• [Task to carry out] Transcribe the entries below exactly.

• [Input for this task]

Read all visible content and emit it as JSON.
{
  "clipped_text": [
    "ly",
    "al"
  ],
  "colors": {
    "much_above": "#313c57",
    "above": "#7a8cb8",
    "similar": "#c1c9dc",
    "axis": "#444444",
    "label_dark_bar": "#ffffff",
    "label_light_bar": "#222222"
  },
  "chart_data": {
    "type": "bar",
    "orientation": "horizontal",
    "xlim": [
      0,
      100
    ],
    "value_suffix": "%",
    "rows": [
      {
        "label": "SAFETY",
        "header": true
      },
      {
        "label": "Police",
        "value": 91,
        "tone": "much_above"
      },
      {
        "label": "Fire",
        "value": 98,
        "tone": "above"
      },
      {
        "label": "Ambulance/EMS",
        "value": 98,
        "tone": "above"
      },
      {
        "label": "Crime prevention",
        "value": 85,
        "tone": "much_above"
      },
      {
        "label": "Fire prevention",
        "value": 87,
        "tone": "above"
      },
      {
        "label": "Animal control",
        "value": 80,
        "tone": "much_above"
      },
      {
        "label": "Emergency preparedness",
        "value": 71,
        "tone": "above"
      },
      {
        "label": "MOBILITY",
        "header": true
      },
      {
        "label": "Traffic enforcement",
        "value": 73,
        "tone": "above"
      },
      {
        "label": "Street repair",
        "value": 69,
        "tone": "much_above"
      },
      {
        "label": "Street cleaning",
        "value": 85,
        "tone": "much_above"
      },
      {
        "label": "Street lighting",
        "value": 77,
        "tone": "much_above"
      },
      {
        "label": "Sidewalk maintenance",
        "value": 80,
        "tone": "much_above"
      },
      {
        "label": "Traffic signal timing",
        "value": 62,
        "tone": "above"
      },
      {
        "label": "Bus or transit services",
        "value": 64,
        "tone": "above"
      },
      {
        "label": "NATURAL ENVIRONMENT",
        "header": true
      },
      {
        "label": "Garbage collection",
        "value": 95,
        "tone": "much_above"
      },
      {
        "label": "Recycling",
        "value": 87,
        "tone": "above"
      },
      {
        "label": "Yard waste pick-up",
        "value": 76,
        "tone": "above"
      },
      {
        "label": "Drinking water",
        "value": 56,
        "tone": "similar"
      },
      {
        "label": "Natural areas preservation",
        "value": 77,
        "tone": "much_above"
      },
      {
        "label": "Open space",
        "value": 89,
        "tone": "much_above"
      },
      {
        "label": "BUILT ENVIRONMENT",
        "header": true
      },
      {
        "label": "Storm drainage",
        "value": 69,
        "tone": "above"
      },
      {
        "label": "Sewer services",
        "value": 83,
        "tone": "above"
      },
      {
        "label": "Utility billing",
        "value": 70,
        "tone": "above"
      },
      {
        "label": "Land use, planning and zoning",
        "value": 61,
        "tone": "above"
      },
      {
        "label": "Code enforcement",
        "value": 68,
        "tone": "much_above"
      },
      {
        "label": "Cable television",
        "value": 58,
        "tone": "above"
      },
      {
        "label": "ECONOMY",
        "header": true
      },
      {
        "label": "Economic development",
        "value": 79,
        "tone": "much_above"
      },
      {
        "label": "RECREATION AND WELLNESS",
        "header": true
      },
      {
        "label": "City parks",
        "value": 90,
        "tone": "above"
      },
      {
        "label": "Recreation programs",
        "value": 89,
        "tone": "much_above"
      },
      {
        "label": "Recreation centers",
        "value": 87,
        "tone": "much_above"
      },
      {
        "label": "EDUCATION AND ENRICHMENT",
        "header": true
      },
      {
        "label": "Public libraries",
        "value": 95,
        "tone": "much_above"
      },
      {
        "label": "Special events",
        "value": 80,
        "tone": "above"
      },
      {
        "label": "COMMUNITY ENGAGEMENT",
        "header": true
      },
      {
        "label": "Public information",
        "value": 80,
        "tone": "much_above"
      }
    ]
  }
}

• [Result]
Read all visible content and emit it as JSON.
{
  "clipped_text": [
    "ly",
    "al"
  ],
  "colors": {
    "much_above": "#313c57",
    "above": "#7a8cb8",
    "similar": "#c1c9dc",
    "axis": "#444444",
    "label_dark_bar": "#ffffff",
    "label_light_bar": "#222222"
  },
  "chart_data": {
    "type": "bar",
    "orientation": "horizontal",
    "xlim": [
      0,
      100
    ],
    "value_suffix": "%",
    "rows": [
      {
        "label": "SAFETY",
        "header": true
      },
      {
        "label": "Police",
        "value": 91,
        "tone": "much_above"
      },
      {
        "label": "Fire",
        "value": 98,
        "tone": "above"
      },
      {
        "label": "Ambulance/EMS",
        "value": 98,
        "tone": "above"
      },
      {
        "label": "Crime prevention",
        "value": 85,
        "tone": "much_above"
      },
      {
        "label": "Fire prevention",
        "value": 87,
        "tone": "above"
      },
      {
        "label": "Animal control",
        "value": 80,
        "tone": "much_above"
      },
      {
        "label": "Emergency preparedness",
        "value": 71,
        "tone": "above"
      },
      {
        "label": "MOBILITY",
        "header": true
      },
      {
        "label": "Traffic enforcement",
        "value": 73,
        "tone": "above"
      },
      {
        "label": "Street repair",
        "value": 69,
        "tone": "much_above"
      },
      {
        "label": "Street cleaning",
        "value": 85,
        "tone": "much_above"
      },
      {
        "label": "Street lighting",
        "value": 77,
        "tone": "much_above"
      },
      {
        "label": "Sidewalk maintenance",
        "value": 80,
        "tone": "much_above"
      },
      {
        "label": "Traffic signal timing",
        "value": 62,
        "tone": "above"
      },
      {
        "label": "Bus or transit services",
        "value": 64,
        "tone": "above"
      },
      {
        "label": "NATURAL ENVIRONMENT",
        "header": true
      },
      {
        "label": "Garbage collection",
        "value": 95,
        "tone": "much_above"
      },
      {
        "label": "Recycling",
        "value": 87,
        "tone": "above"
      },
      {
        "label": "Yard waste pick-up",
        "value": 76,
        "tone": "above"
      },
      {
        "label": "Drinking water",
        "value": 56,
        "tone": "similar"
      },
      {
        "label": "Natural areas preservation",
        "value": 77,
        "tone": "much_above"
      },
      {
        "label": "Open space",
        "value": 89,
        "tone": "much_above"
      },
      {
        "label": "BUILT ENVIRONMENT",
        "header": true
      },
      {
        "label": "Storm drainage",
        "value": 69,
        "tone": "above"
      },
      {
        "label": "Sewer services",
        "value": 83,
        "tone": "above"
      },
      {
        "label": "Utility billing",
        "value": 70,
        "tone": "above"
      },
      {
        "label": "Land use, planning and zoning",
        "value": 61,
        "tone": "above"
      },
      {
        "label": "Code enforcement",
        "value": 68,
        "tone": "much_above"
      },
      {
        "label": "Cable television",
        "value": 58,
        "tone": "above"
      },
      {
        "label": "ECONOMY",
        "header": true
      },
      {
        "label": "Economic development",
        "value": 79,
        "tone": "much_above"
      },
      {
        "label": "RECREATION AND WELLNESS",
        "header": true
      },
      {
        "label": "City parks",
        "value": 90,
        "tone": "above"
      },
      {
        "label": "Recreation programs",
        "value": 89,
        "tone": "much_above"
      },
      {
        "label": "Recreation centers",
        "value": 87,
        "tone": "much_above"
      },
      {
        "label": "EDUCATION AND ENRICHMENT",
        "header": true
      },
      {
        "label": "Public libraries",
        "value": 95,
        "tone": "much_above"
      },
      {
        "label": "Special events",
        "value": 80,
        "tone": "above"
      },
      {
        "label": "COMMUNITY ENGAGEMENT",
        "header": true
      },
      {
        "label": "Public information",
        "value": 80,
        "tone": "much_above"
      }
    ]
  }
}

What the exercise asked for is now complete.